> _GOAL_:
Present the following data again exactly as it is shown.

> _LISTING_:
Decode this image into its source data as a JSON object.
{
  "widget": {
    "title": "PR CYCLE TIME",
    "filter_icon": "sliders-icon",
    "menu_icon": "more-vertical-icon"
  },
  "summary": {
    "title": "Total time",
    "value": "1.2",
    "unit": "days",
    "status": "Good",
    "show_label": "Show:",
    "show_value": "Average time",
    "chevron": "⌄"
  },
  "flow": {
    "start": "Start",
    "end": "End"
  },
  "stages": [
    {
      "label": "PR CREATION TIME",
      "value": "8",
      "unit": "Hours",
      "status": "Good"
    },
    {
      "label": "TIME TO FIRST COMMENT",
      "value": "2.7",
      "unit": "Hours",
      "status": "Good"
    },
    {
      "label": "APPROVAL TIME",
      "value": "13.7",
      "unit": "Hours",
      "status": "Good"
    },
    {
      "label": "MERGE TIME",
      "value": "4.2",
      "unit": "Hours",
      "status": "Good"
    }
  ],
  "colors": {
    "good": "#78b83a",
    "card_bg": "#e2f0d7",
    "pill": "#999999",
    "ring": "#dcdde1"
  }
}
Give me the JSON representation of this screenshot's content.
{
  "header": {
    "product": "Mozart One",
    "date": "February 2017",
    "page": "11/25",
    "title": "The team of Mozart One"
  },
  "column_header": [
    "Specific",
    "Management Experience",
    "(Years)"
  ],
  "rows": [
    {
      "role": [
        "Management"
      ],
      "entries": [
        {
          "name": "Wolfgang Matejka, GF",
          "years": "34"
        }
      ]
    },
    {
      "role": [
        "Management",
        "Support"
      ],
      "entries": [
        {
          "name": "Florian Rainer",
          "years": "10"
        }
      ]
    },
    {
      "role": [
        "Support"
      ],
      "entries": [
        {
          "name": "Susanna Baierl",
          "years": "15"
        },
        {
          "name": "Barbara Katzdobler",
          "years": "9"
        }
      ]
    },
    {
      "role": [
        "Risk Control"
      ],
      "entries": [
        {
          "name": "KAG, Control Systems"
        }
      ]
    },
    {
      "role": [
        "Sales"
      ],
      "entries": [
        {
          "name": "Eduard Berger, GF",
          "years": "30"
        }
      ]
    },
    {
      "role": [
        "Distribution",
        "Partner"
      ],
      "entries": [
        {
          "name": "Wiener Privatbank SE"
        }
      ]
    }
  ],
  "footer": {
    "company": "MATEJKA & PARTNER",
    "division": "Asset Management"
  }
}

> _THE OUTPUT_:
Decode this image into its source data as a JSON object.
{
  "widget": {
    "title": "PR CYCLE TIME",
    "filter_icon": "sliders-icon",
    "menu_icon": "more-vertical-icon"
  },
  "summary": {
    "title": "Total time",
    "value": "1.2",
    "unit": "days",
    "status": "Good",
    "show_label": "Show:",
    "show_value": "Average time",
    "chevron": "⌄"
  },
  "flow": {
    "start": "Start",
    "end": "End"
  },
  "stages": [
    {
      "label": "PR CREATION TIME",
      "value": "8",
      "unit": "Hours",
      "status": "Good"
    },
    {
      "label": "TIME TO FIRST COMMENT",
      "value": "2.7",
      "unit": "Hours",
      "status": "Good"
    },
    {
      "label": "APPROVAL TIME",
      "value": "13.7",
      "unit": "Hours",
      "status": "Good"
    },
    {
      "label": "MERGE TIME",
      "value": "4.2",
      "unit": "Hours",
      "status": "Good"
    }
  ],
  "colors": {
    "good": "#78b83a",
    "card_bg": "#e2f0d7",
    "pill": "#999999",
    "ring": "#dcdde1"
  }
}
Give me the JSON representation of this screenshot's content.
{
  "header": {
    "product": "Mozart One",
    "date": "February 2017",
    "page": "11/25",
    "title": "The team of Mozart One"
  },
  "column_header": [
    "Specific",
    "Management Experience",
    "(Years)"
  ],
  "rows": [
    {
      "role": [
        "Management"
      ],
      "entries": [
        {
          "name": "Wolfgang Matejka, GF",
          "years": "34"
        }
      ]
    },
    {
      "role": [
        "Management",
        "Support"
      ],
      "entries": [
        {
          "name": "Florian Rainer",
          "years": "10"
        }
      ]
    },
    {
      "role": [
        "Support"
      ],
      "entries": [
        {
          "name": "Susanna Baierl",
          "years": "15"
        },
        {
          "name": "Barbara Katzdobler",
          "years": "9"
        }
      ]
    },
    {
      "role": [
        "Risk Control"
      ],
      "entries": [
        {
          "name": "KAG, Control Systems"
        }
      ]
    },
    {
      "role": [
        "Sales"
      ],
      "entries": [
        {
          "name": "Eduard Berger, GF",
          "years": "30"
        }
      ]
    },
    {
      "role": [
        "Distribution",
        "Partner"
      ],
      "entries": [
        {
          "name": "Wiener Privatbank SE"
        }
      ]
    }
  ],
  "footer": {
    "company": "MATEJKA & PARTNER",
    "division": "Asset Management"
  }
}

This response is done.